WHAT YOU ARE ASKED TO DO> Pictures do not belong in your copy. Repeat all the other data exactly.

Stored data>
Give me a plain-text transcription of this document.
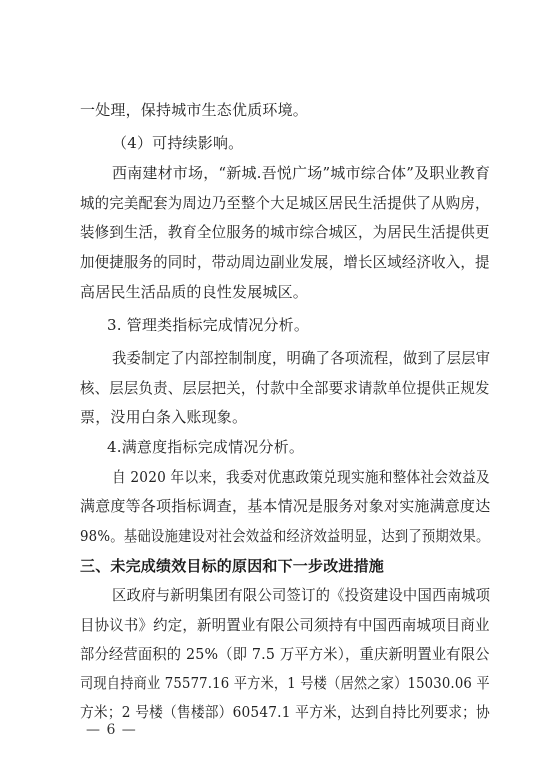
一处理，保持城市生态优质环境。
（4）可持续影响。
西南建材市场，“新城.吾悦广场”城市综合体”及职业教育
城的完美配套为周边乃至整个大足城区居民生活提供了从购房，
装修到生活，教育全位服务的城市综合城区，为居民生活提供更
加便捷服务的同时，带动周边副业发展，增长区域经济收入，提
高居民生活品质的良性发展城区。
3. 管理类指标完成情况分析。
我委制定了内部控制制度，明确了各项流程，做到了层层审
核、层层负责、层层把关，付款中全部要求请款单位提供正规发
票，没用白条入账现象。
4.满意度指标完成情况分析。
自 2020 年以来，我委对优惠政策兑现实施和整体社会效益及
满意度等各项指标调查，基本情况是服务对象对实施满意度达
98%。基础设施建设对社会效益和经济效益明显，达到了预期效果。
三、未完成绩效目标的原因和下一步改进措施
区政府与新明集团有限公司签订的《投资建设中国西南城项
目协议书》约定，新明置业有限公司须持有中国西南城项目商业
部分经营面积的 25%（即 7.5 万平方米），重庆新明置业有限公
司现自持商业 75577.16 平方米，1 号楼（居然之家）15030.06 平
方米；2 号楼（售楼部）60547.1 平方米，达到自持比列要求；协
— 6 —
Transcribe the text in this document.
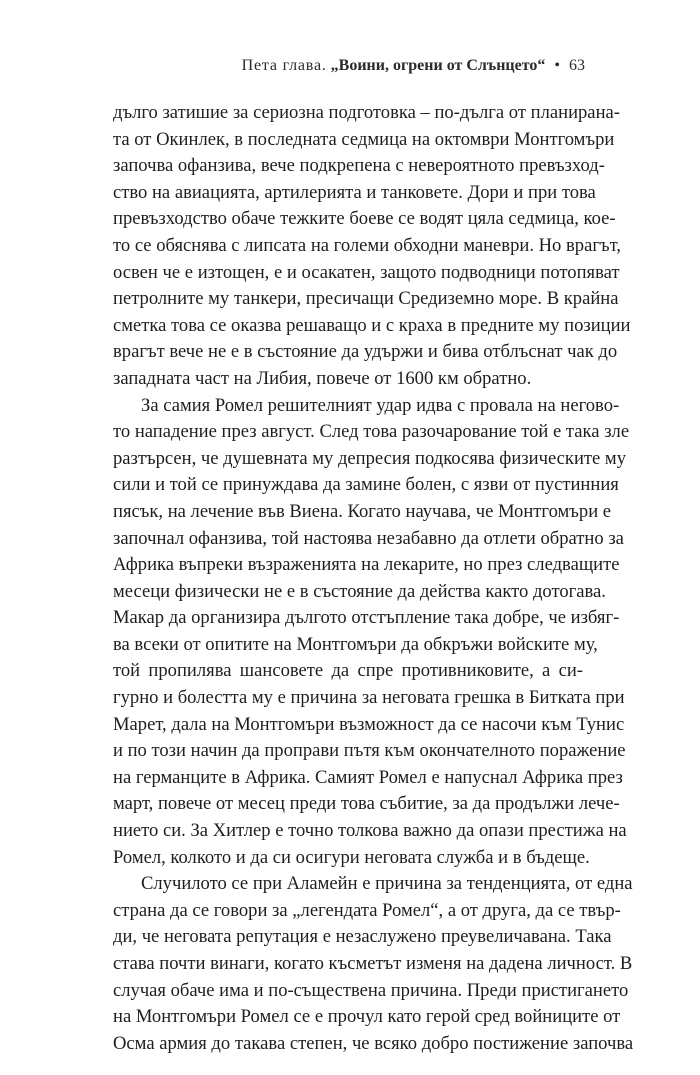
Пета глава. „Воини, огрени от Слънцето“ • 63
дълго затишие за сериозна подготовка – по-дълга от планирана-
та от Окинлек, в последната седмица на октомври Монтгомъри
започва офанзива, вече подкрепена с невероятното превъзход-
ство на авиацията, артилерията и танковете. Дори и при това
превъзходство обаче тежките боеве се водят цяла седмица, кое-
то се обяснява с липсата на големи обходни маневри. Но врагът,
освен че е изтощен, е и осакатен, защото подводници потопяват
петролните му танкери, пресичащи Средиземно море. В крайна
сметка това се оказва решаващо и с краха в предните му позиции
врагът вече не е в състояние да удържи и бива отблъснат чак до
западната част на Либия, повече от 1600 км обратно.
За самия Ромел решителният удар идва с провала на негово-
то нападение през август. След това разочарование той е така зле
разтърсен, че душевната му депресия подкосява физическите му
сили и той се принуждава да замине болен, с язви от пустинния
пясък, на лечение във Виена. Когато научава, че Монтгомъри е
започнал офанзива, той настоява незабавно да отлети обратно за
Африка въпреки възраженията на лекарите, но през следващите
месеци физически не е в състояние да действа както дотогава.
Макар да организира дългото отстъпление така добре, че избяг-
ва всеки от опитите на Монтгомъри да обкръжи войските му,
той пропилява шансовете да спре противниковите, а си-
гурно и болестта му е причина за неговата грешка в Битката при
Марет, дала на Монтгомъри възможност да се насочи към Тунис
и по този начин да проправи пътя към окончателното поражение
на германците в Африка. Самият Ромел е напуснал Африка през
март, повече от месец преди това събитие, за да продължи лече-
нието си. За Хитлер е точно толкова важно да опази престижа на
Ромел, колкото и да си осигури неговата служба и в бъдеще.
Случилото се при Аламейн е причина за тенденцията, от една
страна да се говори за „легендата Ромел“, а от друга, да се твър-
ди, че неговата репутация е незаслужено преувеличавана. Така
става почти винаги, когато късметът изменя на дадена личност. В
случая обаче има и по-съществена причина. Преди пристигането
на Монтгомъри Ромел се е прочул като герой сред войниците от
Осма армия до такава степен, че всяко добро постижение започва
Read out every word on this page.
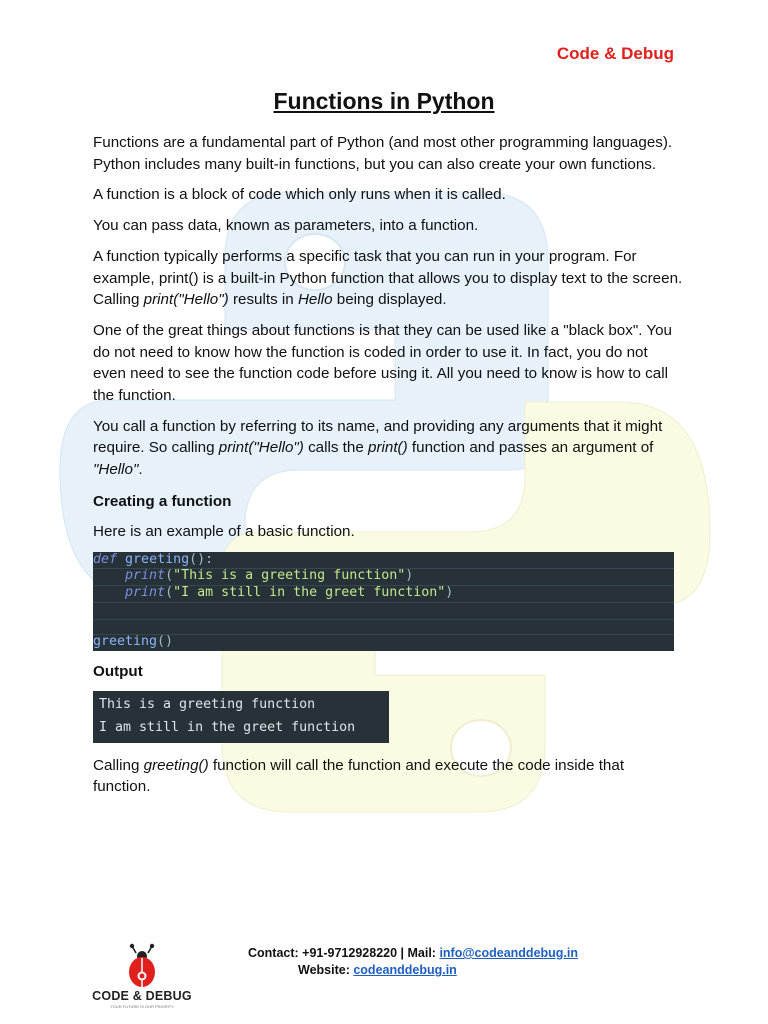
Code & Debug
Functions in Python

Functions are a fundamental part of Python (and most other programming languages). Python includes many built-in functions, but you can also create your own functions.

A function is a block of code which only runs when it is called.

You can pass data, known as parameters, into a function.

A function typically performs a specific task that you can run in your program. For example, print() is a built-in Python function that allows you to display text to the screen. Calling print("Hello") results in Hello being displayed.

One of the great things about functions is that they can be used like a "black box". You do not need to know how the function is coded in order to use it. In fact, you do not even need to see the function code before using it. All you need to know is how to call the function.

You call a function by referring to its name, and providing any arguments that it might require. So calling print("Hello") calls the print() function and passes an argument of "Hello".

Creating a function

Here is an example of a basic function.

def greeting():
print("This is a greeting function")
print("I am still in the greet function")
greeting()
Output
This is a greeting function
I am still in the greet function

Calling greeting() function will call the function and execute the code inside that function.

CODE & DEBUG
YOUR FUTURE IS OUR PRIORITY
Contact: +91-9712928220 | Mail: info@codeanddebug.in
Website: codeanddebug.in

EXERCISE RESPONSE>
Give me a plain-text transcription of this document.
一处理，保持城市生态优质环境。
（4）可持续影响。
西南建材市场，“新城.吾悦广场”城市综合体”及职业教育
城的完美配套为周边乃至整个大足城区居民生活提供了从购房，
装修到生活，教育全位服务的城市综合城区，为居民生活提供更
加便捷服务的同时，带动周边副业发展，增长区域经济收入，提
高居民生活品质的良性发展城区。
3. 管理类指标完成情况分析。
我委制定了内部控制制度，明确了各项流程，做到了层层审
核、层层负责、层层把关，付款中全部要求请款单位提供正规发
票，没用白条入账现象。
4.满意度指标完成情况分析。
自 2020 年以来，我委对优惠政策兑现实施和整体社会效益及
满意度等各项指标调查，基本情况是服务对象对实施满意度达
98%。基础设施建设对社会效益和经济效益明显，达到了预期效果。
三、未完成绩效目标的原因和下一步改进措施
区政府与新明集团有限公司签订的《投资建设中国西南城项
目协议书》约定，新明置业有限公司须持有中国西南城项目商业
部分经营面积的 25%（即 7.5 万平方米），重庆新明置业有限公
司现自持商业 75577.16 平方米，1 号楼（居然之家）15030.06 平
方米；2 号楼（售楼部）60547.1 平方米，达到自持比列要求；协
— 6 —
Transcribe the text in this document.
Пета глава. „Воини, огрени от Слънцето“ • 63
дълго затишие за сериозна подготовка – по-дълга от планирана-
та от Окинлек, в последната седмица на октомври Монтгомъри
започва офанзива, вече подкрепена с невероятното превъзход-
ство на авиацията, артилерията и танковете. Дори и при това
превъзходство обаче тежките боеве се водят цяла седмица, кое-
то се обяснява с липсата на големи обходни маневри. Но врагът,
освен че е изтощен, е и осакатен, защото подводници потопяват
петролните му танкери, пресичащи Средиземно море. В крайна
сметка това се оказва решаващо и с краха в предните му позиции
врагът вече не е в състояние да удържи и бива отблъснат чак до
западната част на Либия, повече от 1600 км обратно.
За самия Ромел решителният удар идва с провала на негово-
то нападение през август. След това разочарование той е така зле
разтърсен, че душевната му депресия подкосява физическите му
сили и той се принуждава да замине болен, с язви от пустинния
пясък, на лечение във Виена. Когато научава, че Монтгомъри е
започнал офанзива, той настоява незабавно да отлети обратно за
Африка въпреки възраженията на лекарите, но през следващите
месеци физически не е в състояние да действа както дотогава.
Макар да организира дългото отстъпление така добре, че избяг-
ва всеки от опитите на Монтгомъри да обкръжи войските му,
той пропилява шансовете да спре противниковите, а си-
гурно и болестта му е причина за неговата грешка в Битката при
Марет, дала на Монтгомъри възможност да се насочи към Тунис
и по този начин да проправи пътя към окончателното поражение
на германците в Африка. Самият Ромел е напуснал Африка през
март, повече от месец преди това събитие, за да продължи лече-
нието си. За Хитлер е точно толкова важно да опази престижа на
Ромел, колкото и да си осигури неговата служба и в бъдеще.
Случилото се при Аламейн е причина за тенденцията, от една
страна да се говори за „легендата Ромел“, а от друга, да се твър-
ди, че неговата репутация е незаслужено преувеличавана. Така
става почти винаги, когато късметът изменя на дадена личност. В
случая обаче има и по-съществена причина. Преди пристигането
на Монтгомъри Ромел се е прочул като герой сред войниците от
Осма армия до такава степен, че всяко добро постижение започва
Read out every word on this page.
Code & Debug
Functions in Python

Functions are a fundamental part of Python (and most other programming languages). Python includes many built-in functions, but you can also create your own functions.

A function is a block of code which only runs when it is called.

You can pass data, known as parameters, into a function.

A function typically performs a specific task that you can run in your program. For example, print() is a built-in Python function that allows you to display text to the screen. Calling print("Hello") results in Hello being displayed.

One of the great things about functions is that they can be used like a "black box". You do not need to know how the function is coded in order to use it. In fact, you do not even need to see the function code before using it. All you need to know is how to call the function.

You call a function by referring to its name, and providing any arguments that it might require. So calling print("Hello") calls the print() function and passes an argument of "Hello".

Creating a function

Here is an example of a basic function.

def greeting():
print("This is a greeting function")
print("I am still in the greet function")
greeting()
Output
This is a greeting function
I am still in the greet function

Calling greeting() function will call the function and execute the code inside that function.

CODE & DEBUG
YOUR FUTURE IS OUR PRIORITY
Contact: +91-9712928220 | Mail: info@codeanddebug.in
Website: codeanddebug.in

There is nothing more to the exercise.